▸ Brief: How many lines in the records below contain the word "سبحانه"? Answer with the number alone.

··· Provided records

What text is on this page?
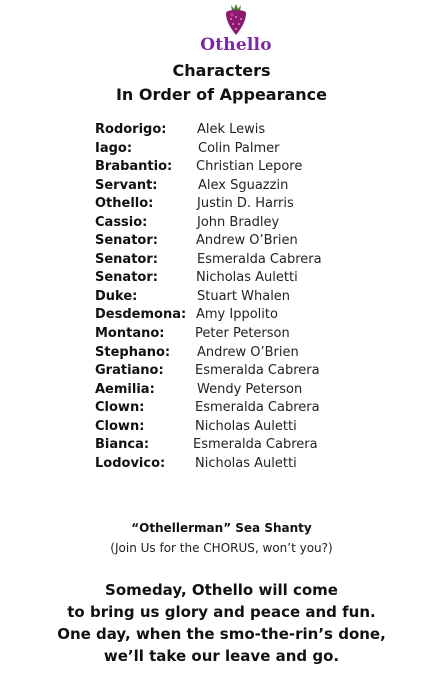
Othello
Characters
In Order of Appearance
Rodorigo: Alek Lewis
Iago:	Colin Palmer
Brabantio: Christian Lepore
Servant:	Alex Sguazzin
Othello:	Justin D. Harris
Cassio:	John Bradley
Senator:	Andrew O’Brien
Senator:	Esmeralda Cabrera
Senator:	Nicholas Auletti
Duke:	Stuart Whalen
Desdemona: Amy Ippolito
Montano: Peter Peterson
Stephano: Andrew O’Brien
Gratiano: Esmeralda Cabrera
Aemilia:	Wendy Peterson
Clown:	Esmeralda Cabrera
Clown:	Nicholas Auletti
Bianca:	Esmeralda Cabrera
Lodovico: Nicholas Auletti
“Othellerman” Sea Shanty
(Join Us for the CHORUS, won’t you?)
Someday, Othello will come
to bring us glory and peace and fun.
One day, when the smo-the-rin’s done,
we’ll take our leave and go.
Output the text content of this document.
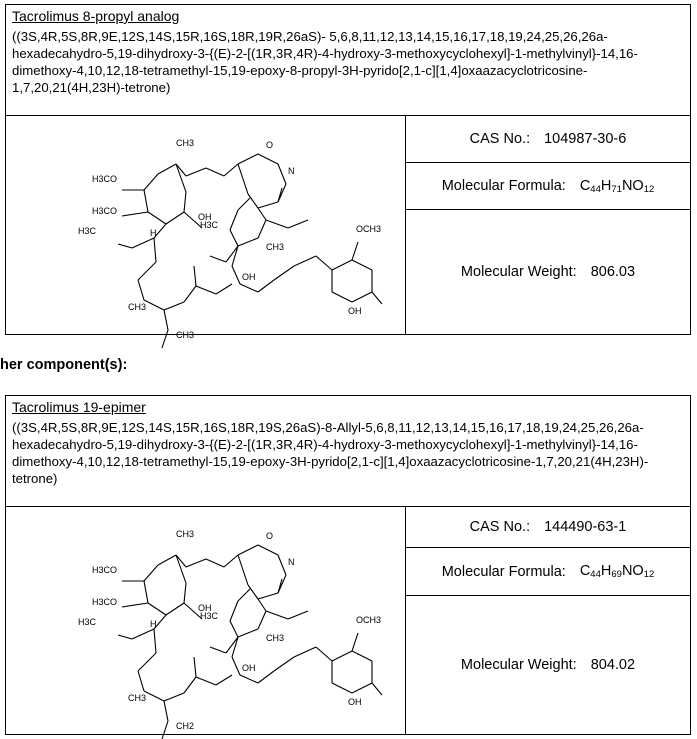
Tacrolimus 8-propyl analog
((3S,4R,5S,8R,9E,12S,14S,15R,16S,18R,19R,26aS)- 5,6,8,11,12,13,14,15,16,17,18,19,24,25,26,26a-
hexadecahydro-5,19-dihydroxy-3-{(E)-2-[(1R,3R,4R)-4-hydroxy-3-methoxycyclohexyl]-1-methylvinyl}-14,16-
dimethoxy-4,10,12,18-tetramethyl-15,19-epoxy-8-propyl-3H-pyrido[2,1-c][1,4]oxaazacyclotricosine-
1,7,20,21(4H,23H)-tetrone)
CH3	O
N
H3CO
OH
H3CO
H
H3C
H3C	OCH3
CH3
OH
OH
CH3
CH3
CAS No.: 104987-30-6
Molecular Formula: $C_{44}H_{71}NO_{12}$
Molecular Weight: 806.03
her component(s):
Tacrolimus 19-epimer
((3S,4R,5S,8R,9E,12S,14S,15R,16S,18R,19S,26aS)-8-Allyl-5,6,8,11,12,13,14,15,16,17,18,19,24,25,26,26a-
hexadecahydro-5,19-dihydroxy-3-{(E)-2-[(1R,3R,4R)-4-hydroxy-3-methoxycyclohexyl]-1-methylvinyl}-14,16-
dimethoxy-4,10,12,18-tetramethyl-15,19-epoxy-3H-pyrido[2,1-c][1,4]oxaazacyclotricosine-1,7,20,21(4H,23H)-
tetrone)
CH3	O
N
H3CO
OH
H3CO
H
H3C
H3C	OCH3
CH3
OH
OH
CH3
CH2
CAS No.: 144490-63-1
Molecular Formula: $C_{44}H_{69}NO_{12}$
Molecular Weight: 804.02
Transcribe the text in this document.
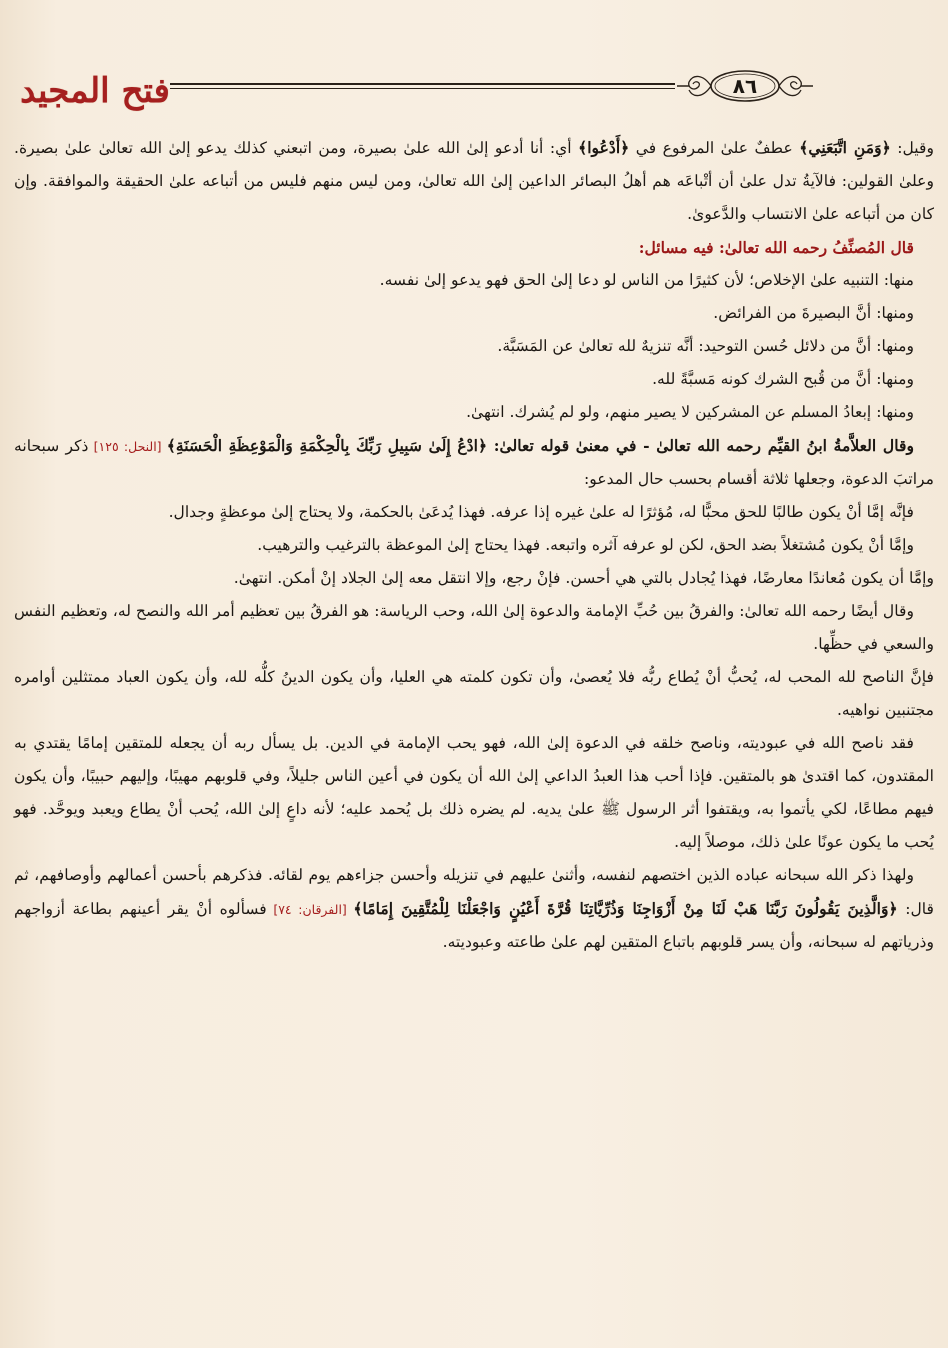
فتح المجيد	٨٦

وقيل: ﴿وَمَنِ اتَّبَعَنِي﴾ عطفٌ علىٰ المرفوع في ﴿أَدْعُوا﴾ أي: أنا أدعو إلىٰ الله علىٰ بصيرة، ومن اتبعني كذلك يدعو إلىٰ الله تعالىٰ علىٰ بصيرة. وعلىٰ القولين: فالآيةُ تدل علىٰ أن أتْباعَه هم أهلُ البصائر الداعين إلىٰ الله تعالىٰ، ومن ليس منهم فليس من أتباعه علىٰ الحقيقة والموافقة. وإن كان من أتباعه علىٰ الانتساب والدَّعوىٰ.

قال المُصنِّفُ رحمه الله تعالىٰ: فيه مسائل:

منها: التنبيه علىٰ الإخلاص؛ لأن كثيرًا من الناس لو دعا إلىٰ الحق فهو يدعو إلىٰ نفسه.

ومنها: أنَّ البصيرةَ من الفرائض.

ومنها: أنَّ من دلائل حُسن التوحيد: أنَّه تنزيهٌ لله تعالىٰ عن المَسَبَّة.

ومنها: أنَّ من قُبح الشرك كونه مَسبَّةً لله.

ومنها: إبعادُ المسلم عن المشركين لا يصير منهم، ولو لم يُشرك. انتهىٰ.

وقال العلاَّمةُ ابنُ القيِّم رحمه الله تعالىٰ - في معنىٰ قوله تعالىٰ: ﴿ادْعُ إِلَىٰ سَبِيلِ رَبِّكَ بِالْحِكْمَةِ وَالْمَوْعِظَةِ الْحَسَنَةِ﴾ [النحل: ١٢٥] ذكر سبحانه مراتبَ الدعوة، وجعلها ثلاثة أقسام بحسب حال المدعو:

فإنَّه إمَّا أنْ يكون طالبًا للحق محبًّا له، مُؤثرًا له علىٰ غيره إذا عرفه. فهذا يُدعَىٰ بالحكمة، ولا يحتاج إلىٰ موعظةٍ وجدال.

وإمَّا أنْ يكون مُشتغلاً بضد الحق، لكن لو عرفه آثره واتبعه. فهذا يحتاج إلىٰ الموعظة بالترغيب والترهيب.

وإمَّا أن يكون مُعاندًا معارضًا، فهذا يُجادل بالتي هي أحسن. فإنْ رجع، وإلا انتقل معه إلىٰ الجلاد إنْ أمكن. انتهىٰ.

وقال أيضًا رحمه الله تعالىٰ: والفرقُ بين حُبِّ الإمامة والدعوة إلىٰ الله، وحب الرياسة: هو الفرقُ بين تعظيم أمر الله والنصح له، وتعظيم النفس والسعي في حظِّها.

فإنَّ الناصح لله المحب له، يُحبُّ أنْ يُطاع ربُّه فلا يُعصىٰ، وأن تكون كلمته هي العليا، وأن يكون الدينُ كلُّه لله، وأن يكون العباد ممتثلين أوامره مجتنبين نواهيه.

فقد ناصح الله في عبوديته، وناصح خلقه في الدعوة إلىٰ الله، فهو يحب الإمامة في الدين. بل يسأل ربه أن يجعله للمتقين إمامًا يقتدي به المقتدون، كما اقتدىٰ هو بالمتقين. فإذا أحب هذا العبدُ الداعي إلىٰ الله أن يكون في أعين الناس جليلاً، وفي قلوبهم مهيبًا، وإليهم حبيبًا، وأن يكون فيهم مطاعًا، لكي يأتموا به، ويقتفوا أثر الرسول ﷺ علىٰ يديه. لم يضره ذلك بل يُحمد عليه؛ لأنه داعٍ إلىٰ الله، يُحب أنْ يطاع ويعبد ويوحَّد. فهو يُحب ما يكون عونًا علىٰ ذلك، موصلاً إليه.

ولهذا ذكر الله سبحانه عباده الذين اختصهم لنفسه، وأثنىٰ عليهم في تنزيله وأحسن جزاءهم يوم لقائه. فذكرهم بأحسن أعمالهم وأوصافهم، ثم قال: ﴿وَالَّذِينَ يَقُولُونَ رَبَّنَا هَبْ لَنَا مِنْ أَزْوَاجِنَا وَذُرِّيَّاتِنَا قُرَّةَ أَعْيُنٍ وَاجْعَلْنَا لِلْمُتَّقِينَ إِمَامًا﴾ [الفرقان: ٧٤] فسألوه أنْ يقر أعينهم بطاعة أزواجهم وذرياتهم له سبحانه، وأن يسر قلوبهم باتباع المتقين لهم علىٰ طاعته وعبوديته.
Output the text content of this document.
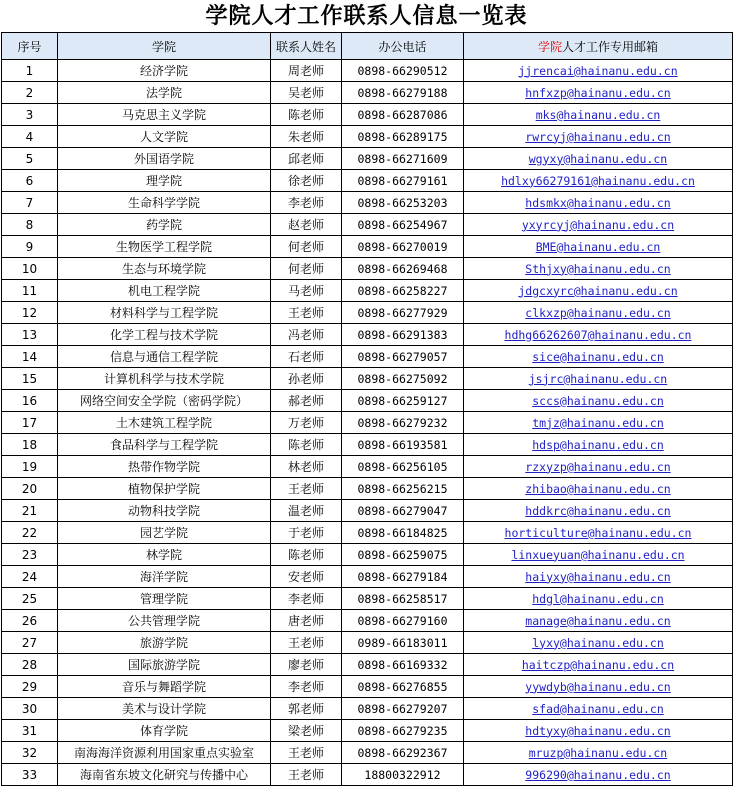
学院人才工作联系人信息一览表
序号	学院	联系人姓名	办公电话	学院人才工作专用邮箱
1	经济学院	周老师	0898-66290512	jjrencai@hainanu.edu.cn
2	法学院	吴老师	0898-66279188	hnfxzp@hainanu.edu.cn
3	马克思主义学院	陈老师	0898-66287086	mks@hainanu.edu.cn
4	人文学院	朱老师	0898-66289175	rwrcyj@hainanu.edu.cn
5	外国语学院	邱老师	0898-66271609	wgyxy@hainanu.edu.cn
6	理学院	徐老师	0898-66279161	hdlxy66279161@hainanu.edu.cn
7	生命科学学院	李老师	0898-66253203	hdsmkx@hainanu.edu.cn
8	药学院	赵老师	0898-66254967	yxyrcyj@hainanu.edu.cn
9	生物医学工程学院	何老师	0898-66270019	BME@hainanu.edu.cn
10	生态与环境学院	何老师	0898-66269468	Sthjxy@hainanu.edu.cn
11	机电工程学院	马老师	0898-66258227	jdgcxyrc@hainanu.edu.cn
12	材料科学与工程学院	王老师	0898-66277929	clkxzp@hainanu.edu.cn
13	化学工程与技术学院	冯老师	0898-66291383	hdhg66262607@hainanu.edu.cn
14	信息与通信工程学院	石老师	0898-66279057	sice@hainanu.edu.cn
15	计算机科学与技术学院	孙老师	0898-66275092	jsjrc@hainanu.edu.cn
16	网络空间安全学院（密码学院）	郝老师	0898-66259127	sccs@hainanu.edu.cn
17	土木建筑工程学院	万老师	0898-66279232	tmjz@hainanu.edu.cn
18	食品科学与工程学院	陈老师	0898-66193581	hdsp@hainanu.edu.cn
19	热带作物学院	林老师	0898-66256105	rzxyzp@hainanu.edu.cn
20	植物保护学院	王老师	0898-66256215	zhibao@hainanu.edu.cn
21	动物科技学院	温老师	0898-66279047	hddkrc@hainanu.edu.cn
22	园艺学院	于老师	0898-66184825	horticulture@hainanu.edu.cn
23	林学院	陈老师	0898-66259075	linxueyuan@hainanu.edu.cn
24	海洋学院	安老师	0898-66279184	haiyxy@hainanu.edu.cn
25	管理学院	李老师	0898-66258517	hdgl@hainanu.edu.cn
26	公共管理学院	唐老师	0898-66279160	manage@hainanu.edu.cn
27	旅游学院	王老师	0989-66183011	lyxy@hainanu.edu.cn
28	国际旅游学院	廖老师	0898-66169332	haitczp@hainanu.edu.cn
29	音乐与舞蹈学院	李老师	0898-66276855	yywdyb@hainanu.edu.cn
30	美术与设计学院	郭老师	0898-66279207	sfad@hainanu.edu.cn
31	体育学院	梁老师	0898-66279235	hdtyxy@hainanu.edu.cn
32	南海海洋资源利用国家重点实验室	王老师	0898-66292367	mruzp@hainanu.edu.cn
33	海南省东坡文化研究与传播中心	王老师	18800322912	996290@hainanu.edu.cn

······

▸ Finished answer: 2